(Chart and figure data)
================================

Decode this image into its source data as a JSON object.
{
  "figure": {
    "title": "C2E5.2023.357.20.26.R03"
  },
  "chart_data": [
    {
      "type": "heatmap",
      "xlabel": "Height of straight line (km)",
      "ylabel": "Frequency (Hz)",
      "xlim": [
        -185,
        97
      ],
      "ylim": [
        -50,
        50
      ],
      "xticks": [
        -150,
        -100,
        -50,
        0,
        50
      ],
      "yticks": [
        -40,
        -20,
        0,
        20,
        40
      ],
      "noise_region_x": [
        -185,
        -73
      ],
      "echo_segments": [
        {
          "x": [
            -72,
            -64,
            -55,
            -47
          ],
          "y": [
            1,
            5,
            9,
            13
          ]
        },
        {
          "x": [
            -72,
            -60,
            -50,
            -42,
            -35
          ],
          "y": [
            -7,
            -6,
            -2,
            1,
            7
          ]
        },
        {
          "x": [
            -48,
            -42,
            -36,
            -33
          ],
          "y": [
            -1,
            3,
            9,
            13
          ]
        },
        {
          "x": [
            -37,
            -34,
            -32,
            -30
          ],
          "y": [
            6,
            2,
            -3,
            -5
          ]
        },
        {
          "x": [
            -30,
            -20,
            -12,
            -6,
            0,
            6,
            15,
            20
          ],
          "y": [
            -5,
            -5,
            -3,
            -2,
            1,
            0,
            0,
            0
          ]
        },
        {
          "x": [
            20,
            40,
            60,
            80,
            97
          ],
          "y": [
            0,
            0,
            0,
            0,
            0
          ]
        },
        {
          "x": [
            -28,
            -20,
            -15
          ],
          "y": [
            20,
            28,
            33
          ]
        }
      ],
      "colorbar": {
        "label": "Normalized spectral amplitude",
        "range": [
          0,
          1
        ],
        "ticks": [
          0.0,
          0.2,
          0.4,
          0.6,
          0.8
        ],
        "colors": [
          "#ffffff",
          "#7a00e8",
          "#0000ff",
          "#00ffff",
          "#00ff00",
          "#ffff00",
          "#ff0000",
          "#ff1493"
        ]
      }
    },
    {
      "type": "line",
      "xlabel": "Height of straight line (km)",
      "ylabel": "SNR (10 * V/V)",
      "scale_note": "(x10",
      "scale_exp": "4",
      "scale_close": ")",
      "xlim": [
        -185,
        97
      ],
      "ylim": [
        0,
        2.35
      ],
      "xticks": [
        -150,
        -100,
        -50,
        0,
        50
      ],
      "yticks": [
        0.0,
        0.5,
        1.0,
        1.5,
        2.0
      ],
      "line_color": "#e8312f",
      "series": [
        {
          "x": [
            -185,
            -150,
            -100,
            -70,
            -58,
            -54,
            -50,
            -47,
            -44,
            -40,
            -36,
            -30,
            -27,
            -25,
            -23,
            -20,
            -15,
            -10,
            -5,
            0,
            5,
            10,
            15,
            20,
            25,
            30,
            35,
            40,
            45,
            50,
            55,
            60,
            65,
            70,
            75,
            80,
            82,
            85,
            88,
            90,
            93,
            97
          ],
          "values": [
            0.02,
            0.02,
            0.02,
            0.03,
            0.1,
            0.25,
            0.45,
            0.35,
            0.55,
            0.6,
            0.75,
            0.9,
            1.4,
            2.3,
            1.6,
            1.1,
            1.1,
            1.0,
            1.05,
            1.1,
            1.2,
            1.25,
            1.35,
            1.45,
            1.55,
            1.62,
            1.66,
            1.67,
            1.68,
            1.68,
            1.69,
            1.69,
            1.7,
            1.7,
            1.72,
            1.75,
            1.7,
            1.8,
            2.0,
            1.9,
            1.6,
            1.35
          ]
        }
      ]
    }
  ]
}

================================

→ **Stated exercise**
Set down the entries above again, word for word.

→ **Correct answer**
Decode this image into its source data as a JSON object.
{
  "figure": {
    "title": "C2E5.2023.357.20.26.R03"
  },
  "chart_data": [
    {
      "type": "heatmap",
      "xlabel": "Height of straight line (km)",
      "ylabel": "Frequency (Hz)",
      "xlim": [
        -185,
        97
      ],
      "ylim": [
        -50,
        50
      ],
      "xticks": [
        -150,
        -100,
        -50,
        0,
        50
      ],
      "yticks": [
        -40,
        -20,
        0,
        20,
        40
      ],
      "noise_region_x": [
        -185,
        -73
      ],
      "echo_segments": [
        {
          "x": [
            -72,
            -64,
            -55,
            -47
          ],
          "y": [
            1,
            5,
            9,
            13
          ]
        },
        {
          "x": [
            -72,
            -60,
            -50,
            -42,
            -35
          ],
          "y": [
            -7,
            -6,
            -2,
            1,
            7
          ]
        },
        {
          "x": [
            -48,
            -42,
            -36,
            -33
          ],
          "y": [
            -1,
            3,
            9,
            13
          ]
        },
        {
          "x": [
            -37,
            -34,
            -32,
            -30
          ],
          "y": [
            6,
            2,
            -3,
            -5
          ]
        },
        {
          "x": [
            -30,
            -20,
            -12,
            -6,
            0,
            6,
            15,
            20
          ],
          "y": [
            -5,
            -5,
            -3,
            -2,
            1,
            0,
            0,
            0
          ]
        },
        {
          "x": [
            20,
            40,
            60,
            80,
            97
          ],
          "y": [
            0,
            0,
            0,
            0,
            0
          ]
        },
        {
          "x": [
            -28,
            -20,
            -15
          ],
          "y": [
            20,
            28,
            33
          ]
        }
      ],
      "colorbar": {
        "label": "Normalized spectral amplitude",
        "range": [
          0,
          1
        ],
        "ticks": [
          0.0,
          0.2,
          0.4,
          0.6,
          0.8
        ],
        "colors": [
          "#ffffff",
          "#7a00e8",
          "#0000ff",
          "#00ffff",
          "#00ff00",
          "#ffff00",
          "#ff0000",
          "#ff1493"
        ]
      }
    },
    {
      "type": "line",
      "xlabel": "Height of straight line (km)",
      "ylabel": "SNR (10 * V/V)",
      "scale_note": "(x10",
      "scale_exp": "4",
      "scale_close": ")",
      "xlim": [
        -185,
        97
      ],
      "ylim": [
        0,
        2.35
      ],
      "xticks": [
        -150,
        -100,
        -50,
        0,
        50
      ],
      "yticks": [
        0.0,
        0.5,
        1.0,
        1.5,
        2.0
      ],
      "line_color": "#e8312f",
      "series": [
        {
          "x": [
            -185,
            -150,
            -100,
            -70,
            -58,
            -54,
            -50,
            -47,
            -44,
            -40,
            -36,
            -30,
            -27,
            -25,
            -23,
            -20,
            -15,
            -10,
            -5,
            0,
            5,
            10,
            15,
            20,
            25,
            30,
            35,
            40,
            45,
            50,
            55,
            60,
            65,
            70,
            75,
            80,
            82,
            85,
            88,
            90,
            93,
            97
          ],
          "values": [
            0.02,
            0.02,
            0.02,
            0.03,
            0.1,
            0.25,
            0.45,
            0.35,
            0.55,
            0.6,
            0.75,
            0.9,
            1.4,
            2.3,
            1.6,
            1.1,
            1.1,
            1.0,
            1.05,
            1.1,
            1.2,
            1.25,
            1.35,
            1.45,
            1.55,
            1.62,
            1.66,
            1.67,
            1.68,
            1.68,
            1.69,
            1.69,
            1.7,
            1.7,
            1.72,
            1.75,
            1.7,
            1.8,
            2.0,
            1.9,
            1.6,
            1.35
          ]
        }
      ]
    }
  ]
}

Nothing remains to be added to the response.